## Stored records
* * * * * * * * *

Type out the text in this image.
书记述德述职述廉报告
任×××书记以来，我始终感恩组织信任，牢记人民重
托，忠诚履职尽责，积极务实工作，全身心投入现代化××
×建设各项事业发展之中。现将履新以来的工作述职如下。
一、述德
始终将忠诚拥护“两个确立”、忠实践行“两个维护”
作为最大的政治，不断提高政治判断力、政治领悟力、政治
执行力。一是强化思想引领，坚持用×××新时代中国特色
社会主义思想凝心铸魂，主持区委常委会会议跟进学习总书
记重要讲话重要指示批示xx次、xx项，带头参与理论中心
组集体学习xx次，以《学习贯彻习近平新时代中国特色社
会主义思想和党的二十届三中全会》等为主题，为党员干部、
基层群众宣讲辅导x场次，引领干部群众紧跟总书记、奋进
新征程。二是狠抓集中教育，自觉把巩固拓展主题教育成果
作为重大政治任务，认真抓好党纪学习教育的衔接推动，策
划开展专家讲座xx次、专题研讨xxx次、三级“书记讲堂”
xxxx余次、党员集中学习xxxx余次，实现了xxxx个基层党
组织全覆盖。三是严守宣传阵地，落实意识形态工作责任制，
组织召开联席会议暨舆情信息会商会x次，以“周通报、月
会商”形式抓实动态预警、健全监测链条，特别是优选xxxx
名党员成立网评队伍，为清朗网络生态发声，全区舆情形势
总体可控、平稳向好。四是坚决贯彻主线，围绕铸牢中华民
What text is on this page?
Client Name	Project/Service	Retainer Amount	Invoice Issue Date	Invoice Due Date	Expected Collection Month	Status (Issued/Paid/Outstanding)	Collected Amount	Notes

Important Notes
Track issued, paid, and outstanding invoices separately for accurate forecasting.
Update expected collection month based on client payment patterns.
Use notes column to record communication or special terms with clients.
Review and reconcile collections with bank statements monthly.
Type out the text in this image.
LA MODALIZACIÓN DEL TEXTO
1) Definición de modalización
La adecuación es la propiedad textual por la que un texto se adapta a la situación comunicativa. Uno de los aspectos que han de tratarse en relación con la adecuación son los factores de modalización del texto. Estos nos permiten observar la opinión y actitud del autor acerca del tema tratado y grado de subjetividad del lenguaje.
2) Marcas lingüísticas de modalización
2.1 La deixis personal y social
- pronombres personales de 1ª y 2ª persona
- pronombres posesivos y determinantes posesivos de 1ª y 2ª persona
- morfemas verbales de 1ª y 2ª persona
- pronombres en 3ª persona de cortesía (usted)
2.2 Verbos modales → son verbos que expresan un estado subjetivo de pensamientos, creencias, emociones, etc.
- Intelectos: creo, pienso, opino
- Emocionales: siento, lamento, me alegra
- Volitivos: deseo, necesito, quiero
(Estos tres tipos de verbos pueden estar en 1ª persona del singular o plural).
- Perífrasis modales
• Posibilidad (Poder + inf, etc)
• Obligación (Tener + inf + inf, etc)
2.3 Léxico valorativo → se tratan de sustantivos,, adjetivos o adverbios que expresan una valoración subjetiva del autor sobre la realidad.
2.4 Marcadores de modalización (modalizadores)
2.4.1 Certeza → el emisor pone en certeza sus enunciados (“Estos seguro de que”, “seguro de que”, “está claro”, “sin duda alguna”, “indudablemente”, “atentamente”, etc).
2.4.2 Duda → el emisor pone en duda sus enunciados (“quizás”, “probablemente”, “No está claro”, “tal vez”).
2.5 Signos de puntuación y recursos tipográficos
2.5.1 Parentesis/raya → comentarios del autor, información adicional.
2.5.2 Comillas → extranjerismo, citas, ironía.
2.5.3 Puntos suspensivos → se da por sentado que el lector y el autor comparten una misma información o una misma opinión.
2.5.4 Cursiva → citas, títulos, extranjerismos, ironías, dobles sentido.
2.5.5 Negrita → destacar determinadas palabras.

* * * * * * * * *

Return the lines of the records that include the string "with".

Use notes column to record communication or special terms with clients.
Review and reconcile collections with bank statements monthly.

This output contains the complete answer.